**SUPPLIED TEXT:**
On the banning of books

Jawaharlal Nehru

With some Congress MPs set on getting Arun Shourie's `Worshipping False Gods' banned, it is worth recalling Nehru's views on censorship. The following article was written in March 1929:HUMAN nature is notoriously perverse. One has but to forbid a thing or taboo it to make it attractive.

And out of the fear of taboo and its fascination arises the eternal conflict in man, the age-long struggle to escape from the wiles of the evil one. But, alas, escape is difficult, for Satan peeps in at every corner and beckons to the unwary, and perhaps even more so to those who have been forewarned.

Even saints are not beyond his reach, for legend tells us that the holy rishis were sorely tempted by the apsaras of Indra's court, and all the great ones of the earth have had to go through the slippery valley of temptation.

On this conflict the scientists of the modern age have built the structure of psychoanalysis and we are told that all the ills that flesh is heir to arise from it.What then is to be done? Is evil to be allowed to flourish unchecked lest the very checking of it increase its fascination? For, undoubtedly, the sins of this world would lose half their flavour if they were not forbidden.

It may be that their chief attraction lies not in them but in the red livery that society makes them put on. Discard the livery and see them for what they are worth -- naked and unbeautiful and unattractive. But it is not easy to do away with the livery and its fascination. Centuries of taboo have engraved it on our minds and hearts and only a long and laborious course of instruction can right our perspective...But let us leave these high problems to philosophers and psychoanalysts and the like. I am concerned at present with the banning of books.

The papers have recently announced that the Viceroy or the Home Member or the Governor-General and his whole Council put together have prescribed a recent addition to the `Today and Tomorrow' series. I have a soft corner for this series and... I am afraid I am a little prejudiced against the Viceregal crowd. My sympathies were therefore entirely with the book without knowing in the least what it contained.

With the perversity of human nature to which was added the perversity of the Indian politician I determined to read the book in case chance threw it in my way. Subsequent researches, however, led me to the discovery that the book was largely a record of the adventures of the author in the brothels of Calcutta and from his ripe experience garnered in these surroundings he had judged India and prophesied about her future.

He informs us that he encountered honourable members of Council there. Perhaps his experiences were confined to the pre-reform days; otherwise he might have encountered even bigger fry. For, may we whisper it, those whom viceroys and governors delight to honour are seldom known for anything except ignorance and incompetence.

**DATA BLOCK:**

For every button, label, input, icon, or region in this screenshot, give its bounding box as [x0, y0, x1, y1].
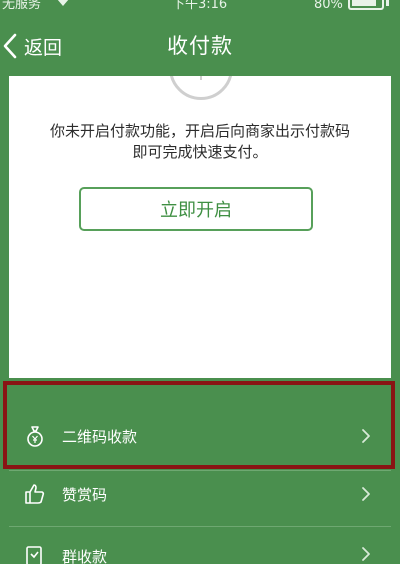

**THE TASK:**
Using the essay on the banning of books, list each official or governing body that the papers named in their announcement about a recent addition to the `Today and Tomorrow' series.

**RESULT OF THE EXERCISE:**
- the Viceroy
- the Home Member
- the Governor-General and his whole Council put together